## PROBLEM DETAILS:
Scan the data beneath this task and copy each line that includes "Standard".

** Start RECORDS FOR THE EXERCISE **

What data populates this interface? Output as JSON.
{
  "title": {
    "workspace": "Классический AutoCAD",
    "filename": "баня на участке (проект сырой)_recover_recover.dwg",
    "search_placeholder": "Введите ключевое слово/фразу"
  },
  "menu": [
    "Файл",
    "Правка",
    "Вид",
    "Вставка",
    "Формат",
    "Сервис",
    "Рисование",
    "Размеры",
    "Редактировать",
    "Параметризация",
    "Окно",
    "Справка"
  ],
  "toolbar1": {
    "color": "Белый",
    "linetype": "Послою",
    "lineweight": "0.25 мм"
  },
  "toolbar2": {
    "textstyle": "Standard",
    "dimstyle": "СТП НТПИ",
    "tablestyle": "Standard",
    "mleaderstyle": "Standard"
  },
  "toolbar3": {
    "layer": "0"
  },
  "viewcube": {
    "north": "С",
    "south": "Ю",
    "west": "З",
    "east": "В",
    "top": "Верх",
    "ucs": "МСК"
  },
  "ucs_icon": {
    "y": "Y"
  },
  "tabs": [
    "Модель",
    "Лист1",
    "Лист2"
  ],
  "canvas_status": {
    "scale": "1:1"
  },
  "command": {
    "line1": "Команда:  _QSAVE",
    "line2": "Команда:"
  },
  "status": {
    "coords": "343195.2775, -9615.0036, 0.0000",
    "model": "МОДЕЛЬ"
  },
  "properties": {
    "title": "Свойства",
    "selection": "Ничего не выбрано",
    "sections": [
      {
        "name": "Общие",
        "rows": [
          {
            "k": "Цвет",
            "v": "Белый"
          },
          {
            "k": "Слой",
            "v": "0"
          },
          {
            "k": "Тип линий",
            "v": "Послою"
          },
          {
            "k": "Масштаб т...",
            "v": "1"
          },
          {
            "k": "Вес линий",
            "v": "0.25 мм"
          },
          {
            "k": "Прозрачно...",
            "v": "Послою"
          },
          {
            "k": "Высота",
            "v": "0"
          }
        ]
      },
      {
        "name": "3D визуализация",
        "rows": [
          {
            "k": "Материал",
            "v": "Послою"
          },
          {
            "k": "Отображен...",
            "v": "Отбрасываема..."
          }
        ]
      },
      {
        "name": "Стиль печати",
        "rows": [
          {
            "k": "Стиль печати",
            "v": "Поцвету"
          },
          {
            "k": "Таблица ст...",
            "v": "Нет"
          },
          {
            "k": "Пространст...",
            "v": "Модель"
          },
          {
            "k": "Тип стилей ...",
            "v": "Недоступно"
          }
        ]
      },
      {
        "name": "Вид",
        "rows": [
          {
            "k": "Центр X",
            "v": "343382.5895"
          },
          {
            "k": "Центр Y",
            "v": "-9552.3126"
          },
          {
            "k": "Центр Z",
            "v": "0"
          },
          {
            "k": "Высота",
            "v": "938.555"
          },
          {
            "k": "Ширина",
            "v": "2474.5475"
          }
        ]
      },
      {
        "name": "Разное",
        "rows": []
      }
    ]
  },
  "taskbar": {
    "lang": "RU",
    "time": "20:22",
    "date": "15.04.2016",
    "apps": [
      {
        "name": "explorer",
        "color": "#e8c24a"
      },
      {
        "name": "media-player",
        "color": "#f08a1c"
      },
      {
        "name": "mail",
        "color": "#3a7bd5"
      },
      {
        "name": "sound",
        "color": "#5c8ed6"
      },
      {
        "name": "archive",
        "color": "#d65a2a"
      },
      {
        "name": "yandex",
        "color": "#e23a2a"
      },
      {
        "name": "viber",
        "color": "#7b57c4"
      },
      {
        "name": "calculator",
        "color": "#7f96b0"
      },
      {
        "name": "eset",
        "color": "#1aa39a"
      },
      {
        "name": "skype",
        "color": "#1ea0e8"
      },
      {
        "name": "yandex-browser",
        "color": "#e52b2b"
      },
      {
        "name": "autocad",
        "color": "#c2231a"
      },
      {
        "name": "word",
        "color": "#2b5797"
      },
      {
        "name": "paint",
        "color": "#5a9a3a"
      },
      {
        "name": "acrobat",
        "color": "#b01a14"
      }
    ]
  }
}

** End RECORDS FOR THE EXERCISE **

## FINAL RESULT:
    "textstyle": "Standard",
    "tablestyle": "Standard",
    "mleaderstyle": "Standard"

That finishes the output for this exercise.